(Dataset excerpt)
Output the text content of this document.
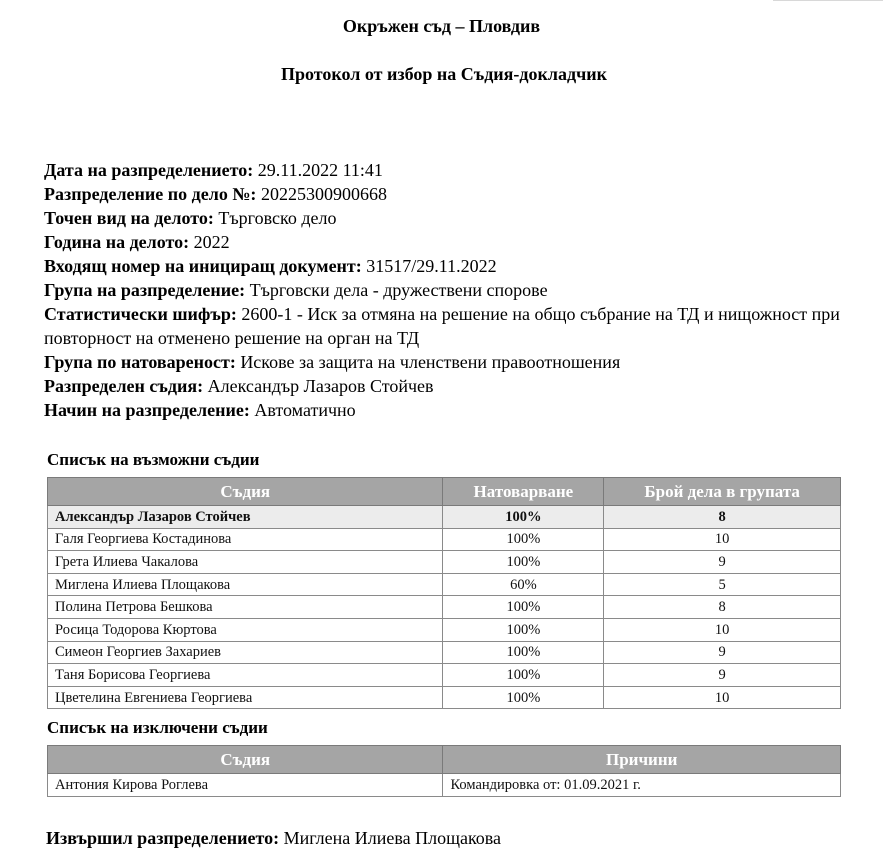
Окръжен съд – Пловдив
Протокол от избор на Съдия-докладчик
Дата на разпределението: 29.11.2022 11:41
Разпределение по дело №: 20225300900668
Точен вид на делото: Търговско дело
Година на делото: 2022
Входящ номер на инициращ документ: 31517/29.11.2022
Група на разпределение: Търговски дела - дружествени спорове
Статистически шифър: 2600-1 - Иск за отмяна на решение на общо събрание на ТД и нищожност при повторност на отменено решение на орган на ТД
Група по натовареност: Искове за защита на членствени правоотношения
Разпределен съдия: Александър Лазаров Стойчев
Начин на разпределение: Автоматично
Списък на възможни съдии
Съдия	Натоварване	Брой дела в групата
Александър Лазаров Стойчев	100%	8
Галя Георгиева Костадинова	100%	10
Грета Илиева Чакалова	100%	9
Миглена Илиева Площакова	60%	5
Полина Петрова Бешкова	100%	8
Росица Тодорова Кюртова	100%	10
Симеон Георгиев Захариев	100%	9
Таня Борисова Георгиева	100%	9
Цветелина Евгениева Георгиева	100%	10
Списък на изключени съдии
Съдия	Причини
Антония Кирова Роглева	Командировка от: 01.09.2021 г.
Извършил разпределението: Миглена Илиева Площакова
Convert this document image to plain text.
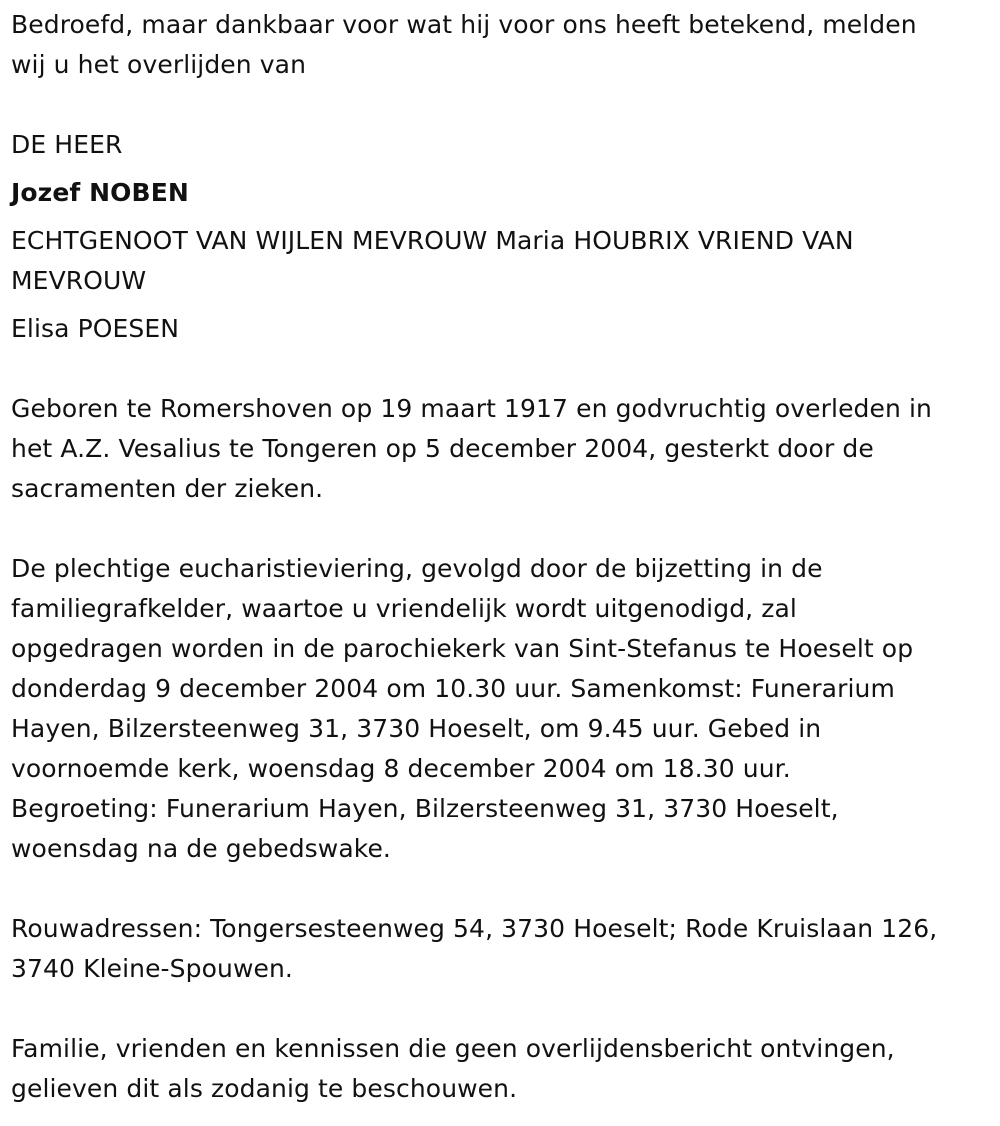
Bedroefd, maar dankbaar voor wat hij voor ons heeft betekend, melden
wij u het overlijden van
DE HEER
Jozef NOBEN
ECHTGENOOT VAN WIJLEN MEVROUW Maria HOUBRIX VRIEND VAN
MEVROUW
Elisa POESEN
Geboren te Romershoven op 19 maart 1917 en godvruchtig overleden in
het A.Z. Vesalius te Tongeren op 5 december 2004, gesterkt door de
sacramenten der zieken.
De plechtige eucharistieviering, gevolgd door de bijzetting in de
familiegrafkelder, waartoe u vriendelijk wordt uitgenodigd, zal
opgedragen worden in de parochiekerk van Sint-Stefanus te Hoeselt op
donderdag 9 december 2004 om 10.30 uur. Samenkomst: Funerarium
Hayen, Bilzersteenweg 31, 3730 Hoeselt, om 9.45 uur. Gebed in
voornoemde kerk, woensdag 8 december 2004 om 18.30 uur.
Begroeting: Funerarium Hayen, Bilzersteenweg 31, 3730 Hoeselt,
woensdag na de gebedswake.
Rouwadressen: Tongersesteenweg 54, 3730 Hoeselt; Rode Kruislaan 126,
3740 Kleine-Spouwen.
Familie, vrienden en kennissen die geen overlijdensbericht ontvingen,
gelieven dit als zodanig te beschouwen.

**WRITTEN INSTRUCTION**: Output the data above without changes, apart from leaving out the pictures.

**SOLUTION TO THIS TASK**:
Output the text content of this document.
Окръжен съд – Пловдив
Протокол от избор на Съдия-докладчик
Дата на разпределението: 29.11.2022 11:41
Разпределение по дело №: 20225300900668
Точен вид на делото: Търговско дело
Година на делото: 2022
Входящ номер на инициращ документ: 31517/29.11.2022
Група на разпределение: Търговски дела - дружествени спорове
Статистически шифър: 2600-1 - Иск за отмяна на решение на общо събрание на ТД и нищожност при повторност на отменено решение на орган на ТД
Група по натовареност: Искове за защита на членствени правоотношения
Разпределен съдия: Александър Лазаров Стойчев
Начин на разпределение: Автоматично
Списък на възможни съдии
Съдия	Натоварване	Брой дела в групата
Александър Лазаров Стойчев	100%	8
Галя Георгиева Костадинова	100%	10
Грета Илиева Чакалова	100%	9
Миглена Илиева Площакова	60%	5
Полина Петрова Бешкова	100%	8
Росица Тодорова Кюртова	100%	10
Симеон Георгиев Захариев	100%	9
Таня Борисова Георгиева	100%	9
Цветелина Евгениева Георгиева	100%	10
Списък на изключени съдии
Съдия	Причини
Антония Кирова Роглева	Командировка от: 01.09.2021 г.
Извършил разпределението: Миглена Илиева Площакова
Convert this document image to plain text.
Bedroefd, maar dankbaar voor wat hij voor ons heeft betekend, melden
wij u het overlijden van
DE HEER
Jozef NOBEN
ECHTGENOOT VAN WIJLEN MEVROUW Maria HOUBRIX VRIEND VAN
MEVROUW
Elisa POESEN
Geboren te Romershoven op 19 maart 1917 en godvruchtig overleden in
het A.Z. Vesalius te Tongeren op 5 december 2004, gesterkt door de
sacramenten der zieken.
De plechtige eucharistieviering, gevolgd door de bijzetting in de
familiegrafkelder, waartoe u vriendelijk wordt uitgenodigd, zal
opgedragen worden in de parochiekerk van Sint-Stefanus te Hoeselt op
donderdag 9 december 2004 om 10.30 uur. Samenkomst: Funerarium
Hayen, Bilzersteenweg 31, 3730 Hoeselt, om 9.45 uur. Gebed in
voornoemde kerk, woensdag 8 december 2004 om 18.30 uur.
Begroeting: Funerarium Hayen, Bilzersteenweg 31, 3730 Hoeselt,
woensdag na de gebedswake.
Rouwadressen: Tongersesteenweg 54, 3730 Hoeselt; Rode Kruislaan 126,
3740 Kleine-Spouwen.
Familie, vrienden en kennissen die geen overlijdensbericht ontvingen,
gelieven dit als zodanig te beschouwen.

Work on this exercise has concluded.